> **Goal of the exercise**
Copy the lines of the material below verbatim, from the line with "Find 6 of the" through the line with "attachment-label: CLEANSING BRUSH". Omit the pictures.

> **Records shown**
----------------------------------------

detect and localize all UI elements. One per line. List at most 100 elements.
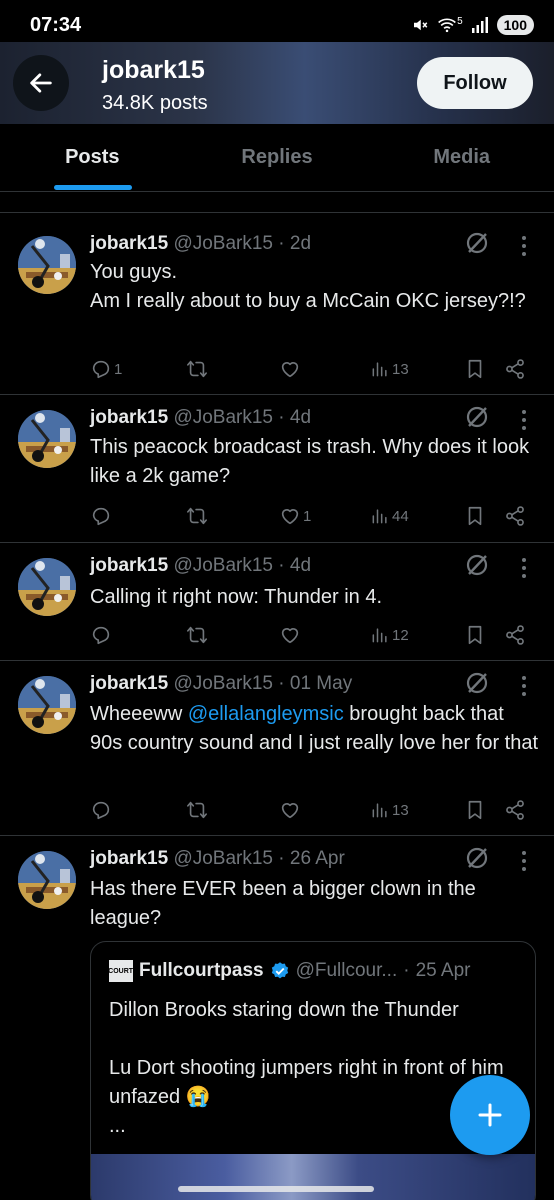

----------------------------------------

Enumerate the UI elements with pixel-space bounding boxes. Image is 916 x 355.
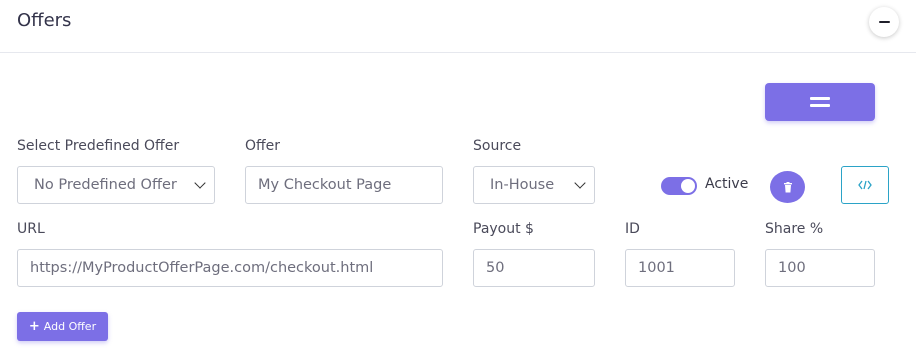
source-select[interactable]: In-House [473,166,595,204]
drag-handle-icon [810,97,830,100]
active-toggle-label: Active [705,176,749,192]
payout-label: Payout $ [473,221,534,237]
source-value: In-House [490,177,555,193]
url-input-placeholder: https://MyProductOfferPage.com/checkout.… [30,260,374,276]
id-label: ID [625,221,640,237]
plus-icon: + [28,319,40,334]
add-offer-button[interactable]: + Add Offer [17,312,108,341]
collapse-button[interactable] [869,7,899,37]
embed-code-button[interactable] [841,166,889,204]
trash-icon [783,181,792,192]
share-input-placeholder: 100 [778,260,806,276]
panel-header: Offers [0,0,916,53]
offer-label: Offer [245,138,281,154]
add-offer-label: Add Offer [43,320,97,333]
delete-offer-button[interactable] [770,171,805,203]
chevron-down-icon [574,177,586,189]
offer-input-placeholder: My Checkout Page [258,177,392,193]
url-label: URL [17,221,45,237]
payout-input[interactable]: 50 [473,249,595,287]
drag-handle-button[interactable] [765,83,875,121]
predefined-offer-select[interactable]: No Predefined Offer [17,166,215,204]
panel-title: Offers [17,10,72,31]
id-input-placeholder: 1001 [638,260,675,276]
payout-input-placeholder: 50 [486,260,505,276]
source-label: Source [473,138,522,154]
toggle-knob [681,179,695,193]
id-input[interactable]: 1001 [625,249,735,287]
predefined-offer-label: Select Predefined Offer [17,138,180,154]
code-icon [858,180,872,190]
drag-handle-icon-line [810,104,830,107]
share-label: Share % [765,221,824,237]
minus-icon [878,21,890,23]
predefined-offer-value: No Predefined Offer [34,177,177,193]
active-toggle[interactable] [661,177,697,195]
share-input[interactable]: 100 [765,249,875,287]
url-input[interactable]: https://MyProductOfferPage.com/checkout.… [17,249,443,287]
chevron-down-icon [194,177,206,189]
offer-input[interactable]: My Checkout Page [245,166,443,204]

----------------------------------------

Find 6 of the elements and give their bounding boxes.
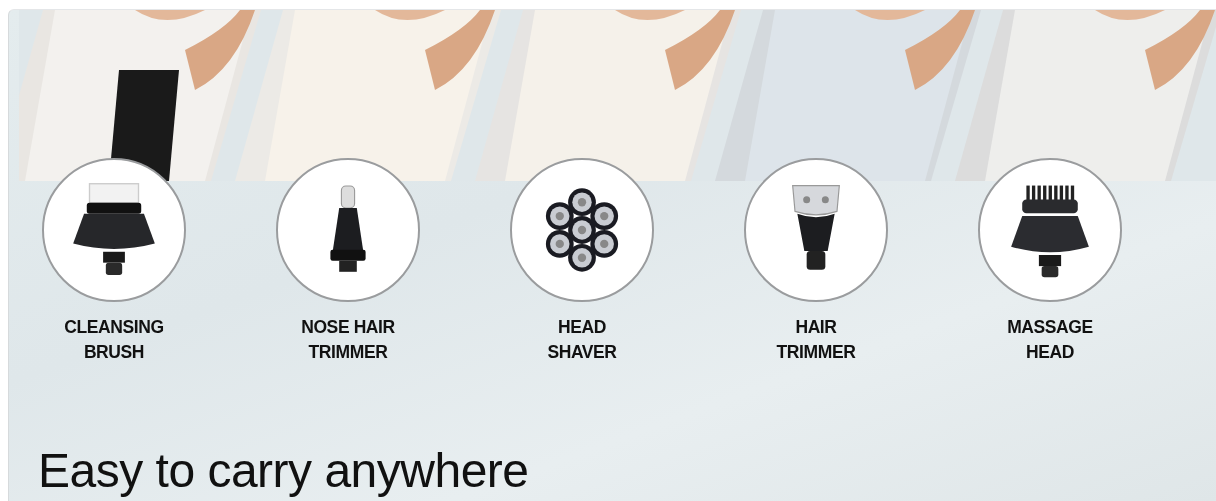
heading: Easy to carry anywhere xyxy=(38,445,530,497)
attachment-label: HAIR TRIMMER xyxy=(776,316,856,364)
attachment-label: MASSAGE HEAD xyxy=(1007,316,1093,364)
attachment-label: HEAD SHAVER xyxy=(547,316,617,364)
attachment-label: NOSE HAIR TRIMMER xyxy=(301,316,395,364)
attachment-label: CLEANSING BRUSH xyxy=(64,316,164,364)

----------------------------------------

> **Solution to the problem**
Find 6 of the elements and give their bounding boxes.
heading: Easy to carry anywhere xyxy=(38,445,530,497)
attachment-label: HAIR TRIMMER xyxy=(776,316,856,364)
attachment-label: MASSAGE HEAD xyxy=(1007,316,1093,364)
attachment-label: HEAD SHAVER xyxy=(547,316,617,364)
attachment-label: NOSE HAIR TRIMMER xyxy=(301,316,395,364)
attachment-label: CLEANSING BRUSH xyxy=(64,316,164,364)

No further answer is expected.